WHAT IS BEING ASKED: Check every line of the data below for the string "distribution", and copy the ones that hold it.
·····
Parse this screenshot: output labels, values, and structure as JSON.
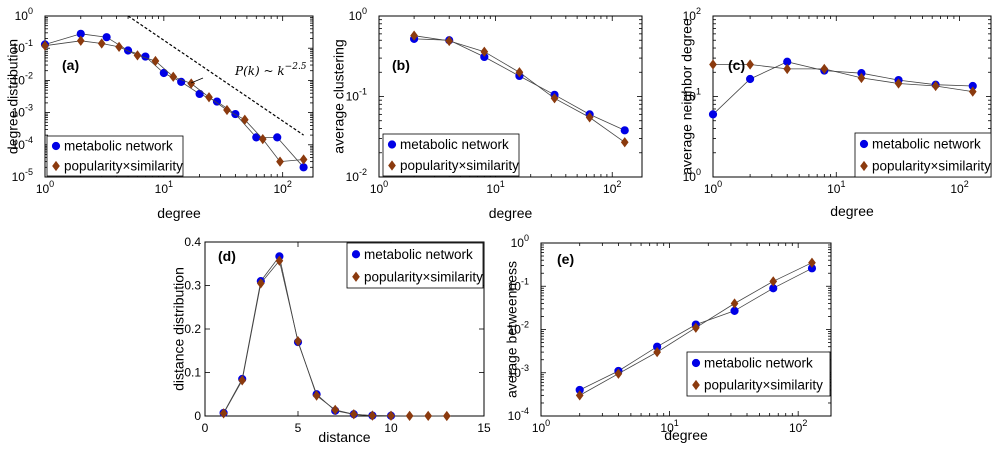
{
  "colors": {
    "metabolic": "#0000e6",
    "similarity": "#8b3a0e",
    "line": "#444444"
  },
  "chart_data": [
    {
      "id": "a",
      "type": "line",
      "panel_label": "(a)",
      "xlabel": "degree",
      "ylabel": "degree distribution",
      "xscale": "log",
      "yscale": "log",
      "xlim": [
        1,
        180
      ],
      "ylim": [
        1e-05,
        1
      ],
      "xticks": [
        1,
        10,
        100
      ],
      "xtick_labels": [
        "10",
        "10",
        "10"
      ],
      "xtick_exps": [
        "0",
        "1",
        "2"
      ],
      "yticks": [
        1e-05,
        0.0001,
        0.001,
        0.01,
        0.1,
        1
      ],
      "ytick_labels": [
        "10",
        "10",
        "10",
        "10",
        "10",
        "10"
      ],
      "ytick_exps": [
        "-5",
        "-4",
        "-3",
        "-2",
        "-1",
        "0"
      ],
      "legend": {
        "position": "bottom-left",
        "entries": [
          "metabolic network",
          "popularity×similarity"
        ]
      },
      "annotation": {
        "text": "P(k) ~ k",
        "exp": "−2.5"
      },
      "series": [
        {
          "name": "metabolic network",
          "marker": "circle",
          "x": [
            1,
            2,
            3.3,
            5,
            7,
            10,
            14,
            20,
            28,
            40,
            60,
            90,
            150
          ],
          "y": [
            0.13,
            0.28,
            0.22,
            0.085,
            0.055,
            0.017,
            0.009,
            0.0038,
            0.0022,
            0.0009,
            0.00017,
            0.00017,
            2e-05
          ]
        },
        {
          "name": "popularity×similarity",
          "marker": "diamond",
          "x": [
            1,
            2,
            3,
            4.2,
            6,
            8.5,
            12,
            17,
            24,
            34,
            48,
            68,
            95,
            150
          ],
          "y": [
            0.12,
            0.17,
            0.14,
            0.11,
            0.06,
            0.04,
            0.013,
            0.008,
            0.003,
            0.0012,
            0.0006,
            0.00015,
            3e-05,
            3.5e-05
          ]
        },
        {
          "name": "",
          "marker": "none",
          "style": "dashed",
          "x": [
            5,
            150
          ],
          "y": [
            1,
            0.0002
          ]
        }
      ]
    },
    {
      "id": "b",
      "type": "line",
      "panel_label": "(b)",
      "xlabel": "degree",
      "ylabel": "average clustering",
      "xscale": "log",
      "yscale": "log",
      "xlim": [
        1,
        180
      ],
      "ylim": [
        0.01,
        1
      ],
      "xticks": [
        1,
        10,
        100
      ],
      "xtick_labels": [
        "10",
        "10",
        "10"
      ],
      "xtick_exps": [
        "0",
        "1",
        "2"
      ],
      "yticks": [
        0.01,
        0.1,
        1
      ],
      "ytick_labels": [
        "10",
        "10",
        "10"
      ],
      "ytick_exps": [
        "-2",
        "-1",
        "0"
      ],
      "legend": {
        "position": "bottom-right",
        "entries": [
          "metabolic network",
          "popularity×similarity"
        ]
      },
      "series": [
        {
          "name": "metabolic network",
          "marker": "circle",
          "x": [
            2,
            4,
            8,
            16,
            32,
            64,
            128
          ],
          "y": [
            0.52,
            0.5,
            0.31,
            0.18,
            0.105,
            0.06,
            0.038
          ]
        },
        {
          "name": "popularity×similarity",
          "marker": "diamond",
          "x": [
            2,
            4,
            8,
            16,
            32,
            64,
            128
          ],
          "y": [
            0.57,
            0.49,
            0.36,
            0.2,
            0.095,
            0.055,
            0.027
          ]
        }
      ]
    },
    {
      "id": "c",
      "type": "line",
      "panel_label": "(c)",
      "xlabel": "degree",
      "ylabel": "average neighbor degree",
      "xscale": "log",
      "yscale": "log",
      "xlim": [
        1,
        180
      ],
      "ylim": [
        1,
        100
      ],
      "xticks": [
        1,
        10,
        100
      ],
      "xtick_labels": [
        "10",
        "10",
        "10"
      ],
      "xtick_exps": [
        "0",
        "1",
        "2"
      ],
      "yticks": [
        1,
        10,
        100
      ],
      "ytick_labels": [
        "10",
        "10",
        "10"
      ],
      "ytick_exps": [
        "0",
        "1",
        "2"
      ],
      "legend": {
        "position": "bottom-right",
        "entries": [
          "metabolic network",
          "popularity×similarity"
        ]
      },
      "series": [
        {
          "name": "metabolic network",
          "marker": "circle",
          "x": [
            1,
            2,
            4,
            8,
            16,
            32,
            64,
            128
          ],
          "y": [
            6,
            16.5,
            27,
            21,
            19.5,
            16,
            14,
            13.5
          ]
        },
        {
          "name": "popularity×similarity",
          "marker": "diamond",
          "x": [
            1,
            2,
            4,
            8,
            16,
            32,
            64,
            128
          ],
          "y": [
            25,
            25,
            22,
            22,
            17,
            14.5,
            13.5,
            11.5
          ]
        }
      ]
    },
    {
      "id": "d",
      "type": "line",
      "panel_label": "(d)",
      "xlabel": "distance",
      "ylabel": "distance distribution",
      "xscale": "linear",
      "yscale": "linear",
      "xlim": [
        0,
        15
      ],
      "ylim": [
        0,
        0.4
      ],
      "xticks": [
        0,
        5,
        10,
        15
      ],
      "xtick_labels": [
        "0",
        "5",
        "10",
        "15"
      ],
      "xtick_exps": [
        "",
        "",
        "",
        ""
      ],
      "yticks": [
        0,
        0.1,
        0.2,
        0.3,
        0.4
      ],
      "ytick_labels": [
        "0",
        "0.1",
        "0.2",
        "0.3",
        "0.4"
      ],
      "ytick_exps": [
        "",
        "",
        "",
        "",
        ""
      ],
      "legend": {
        "position": "top-right",
        "entries": [
          "metabolic network",
          "popularity×similarity"
        ]
      },
      "series": [
        {
          "name": "metabolic network",
          "marker": "circle",
          "x": [
            1,
            2,
            3,
            4,
            5,
            6,
            7,
            8,
            9,
            10
          ],
          "y": [
            0.007,
            0.085,
            0.31,
            0.367,
            0.17,
            0.05,
            0.012,
            0.004,
            0.001,
            0.0005
          ]
        },
        {
          "name": "popularity×similarity",
          "marker": "diamond",
          "x": [
            1,
            2,
            3,
            4,
            5,
            6,
            7,
            8,
            9,
            10,
            11,
            12,
            13
          ],
          "y": [
            0.006,
            0.082,
            0.305,
            0.357,
            0.172,
            0.047,
            0.014,
            0.004,
            0.001,
            0.0005,
            0.0003,
            0.0002,
            0.0001
          ]
        }
      ]
    },
    {
      "id": "e",
      "type": "line",
      "panel_label": "(e)",
      "xlabel": "degree",
      "ylabel": "average betweenness",
      "xscale": "log",
      "yscale": "log",
      "xlim": [
        1,
        180
      ],
      "ylim": [
        0.0001,
        1
      ],
      "xticks": [
        1,
        10,
        100
      ],
      "xtick_labels": [
        "10",
        "10",
        "10"
      ],
      "xtick_exps": [
        "0",
        "1",
        "2"
      ],
      "yticks": [
        0.0001,
        0.001,
        0.01,
        0.1,
        1
      ],
      "ytick_labels": [
        "10",
        "10",
        "10",
        "10",
        "10"
      ],
      "ytick_exps": [
        "-4",
        "-3",
        "-2",
        "-1",
        "0"
      ],
      "legend": {
        "position": "bottom-right",
        "entries": [
          "metabolic network",
          "popularity×similarity"
        ]
      },
      "series": [
        {
          "name": "metabolic network",
          "marker": "circle",
          "x": [
            2,
            4,
            8,
            16,
            32,
            64,
            128
          ],
          "y": [
            0.0004,
            0.0011,
            0.004,
            0.013,
            0.027,
            0.09,
            0.26
          ]
        },
        {
          "name": "popularity×similarity",
          "marker": "diamond",
          "x": [
            2,
            4,
            8,
            16,
            32,
            64,
            128
          ],
          "y": [
            0.0003,
            0.00095,
            0.003,
            0.011,
            0.04,
            0.13,
            0.35
          ]
        }
      ]
    }
  ]
}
·····
SOLUTION FOR THIS EXERCISE:
      "ylabel": "degree distribution",
      "ylabel": "distance distribution",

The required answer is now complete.